** Task statement **
Extract each line containing the string "fronte".
--- begin ---
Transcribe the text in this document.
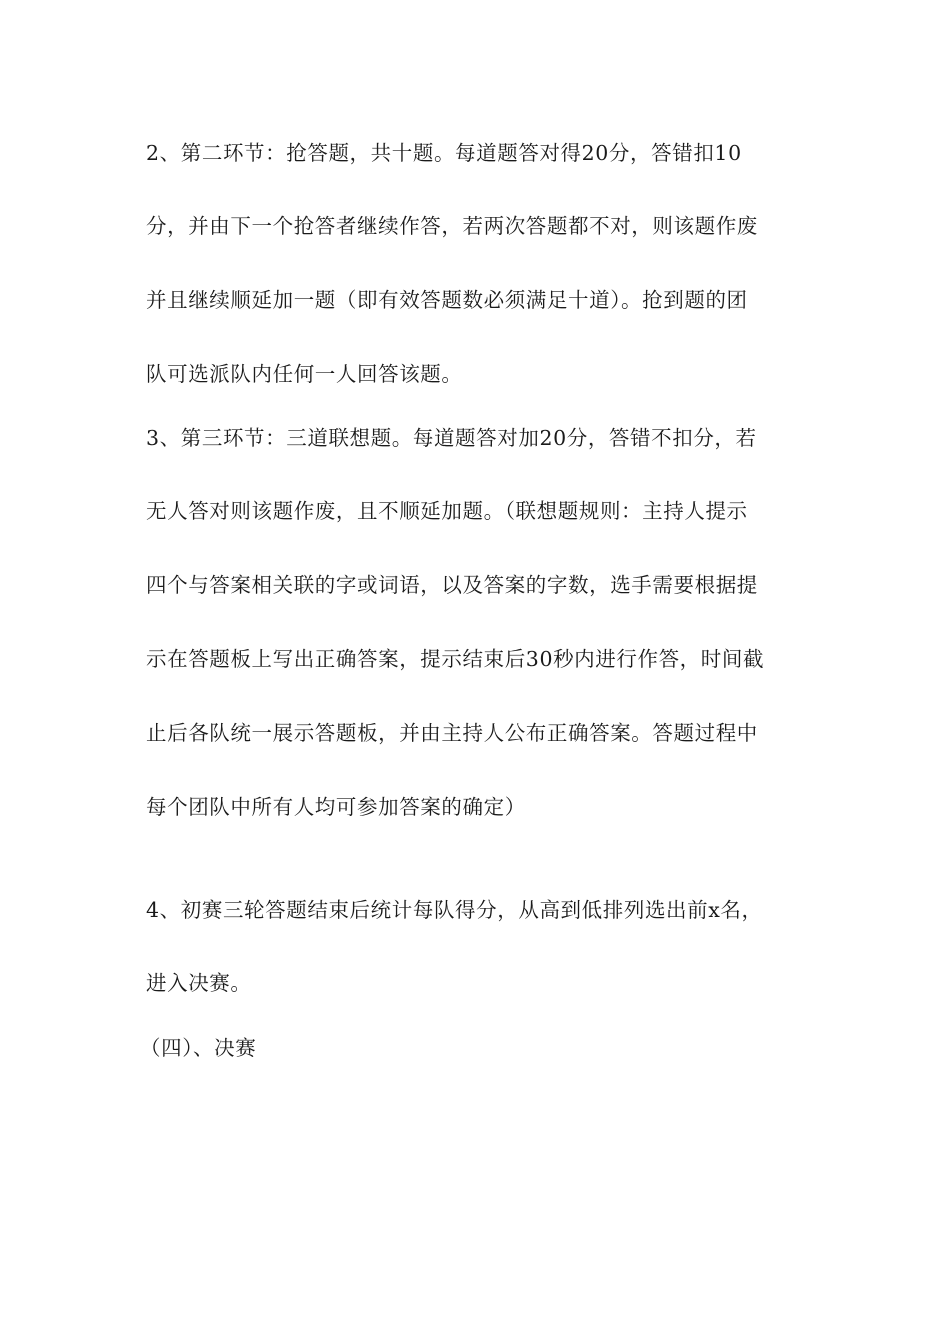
2、第二环节：抢答题，共十题。每道题答对得20分，答错扣10
分，并由下一个抢答者继续作答，若两次答题都不对，则该题作废
并且继续顺延加一题（即有效答题数必须满足十道）。抢到题的团
队可选派队内任何一人回答该题。
3、第三环节：三道联想题。每道题答对加20分，答错不扣分，若
无人答对则该题作废，且不顺延加题。（联想题规则：主持人提示
四个与答案相关联的字或词语，以及答案的字数，选手需要根据提
示在答题板上写出正确答案，提示结束后30秒内进行作答，时间截
止后各队统一展示答题板，并由主持人公布正确答案。答题过程中
每个团队中所有人均可参加答案的确定）
4、初赛三轮答题结束后统计每队得分，从高到低排列选出前x名，
进入决赛。
（四）、决赛
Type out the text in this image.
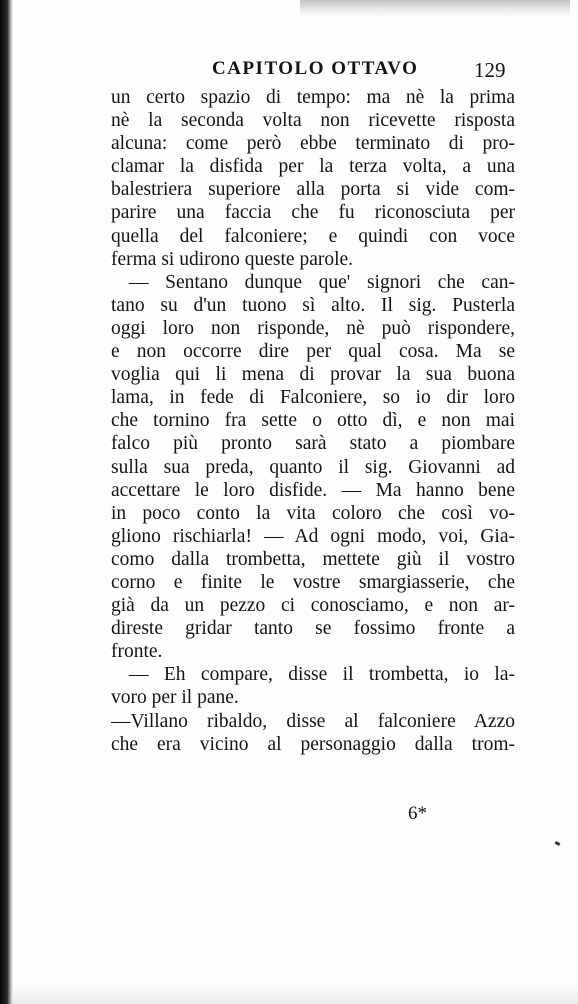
CAPITOLO OTTAVO	129
un certo spazio di tempo: ma nè la prima
nè la seconda volta non ricevette risposta
alcuna: come però ebbe terminato di pro-
clamar la disfida per la terza volta, a una
balestriera superiore alla porta si vide com-
parire una faccia che fu riconosciuta per
quella del falconiere; e quindi con voce
ferma si udirono queste parole.
— Sentano dunque que' signori che can-
tano su d'un tuono sì alto. Il sig. Pusterla
oggi loro non risponde, nè può rispondere,
e non occorre dire per qual cosa. Ma se
voglia qui li mena di provar la sua buona
lama, in fede di Falconiere, so io dir loro
che tornino fra sette o otto dì, e non mai
falco più pronto sarà stato a piombare
sulla sua preda, quanto il sig. Giovanni ad
accettare le loro disfide. — Ma hanno bene
in poco conto la vita coloro che così vo-
gliono rischiarla! — Ad ogni modo, voi, Gia-
como dalla trombetta, mettete giù il vostro
corno e finite le vostre smargiasserie, che
già da un pezzo ci conosciamo, e non ar-
direste gridar tanto se fossimo fronte a
fronte.
— Eh compare, disse il trombetta, io la-
voro per il pane.
—Villano ribaldo, disse al falconiere Azzo
che era vicino al personaggio dalla trom-
6*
--- end ---
** Written solution **
direste gridar tanto se fossimo fronte a
fronte.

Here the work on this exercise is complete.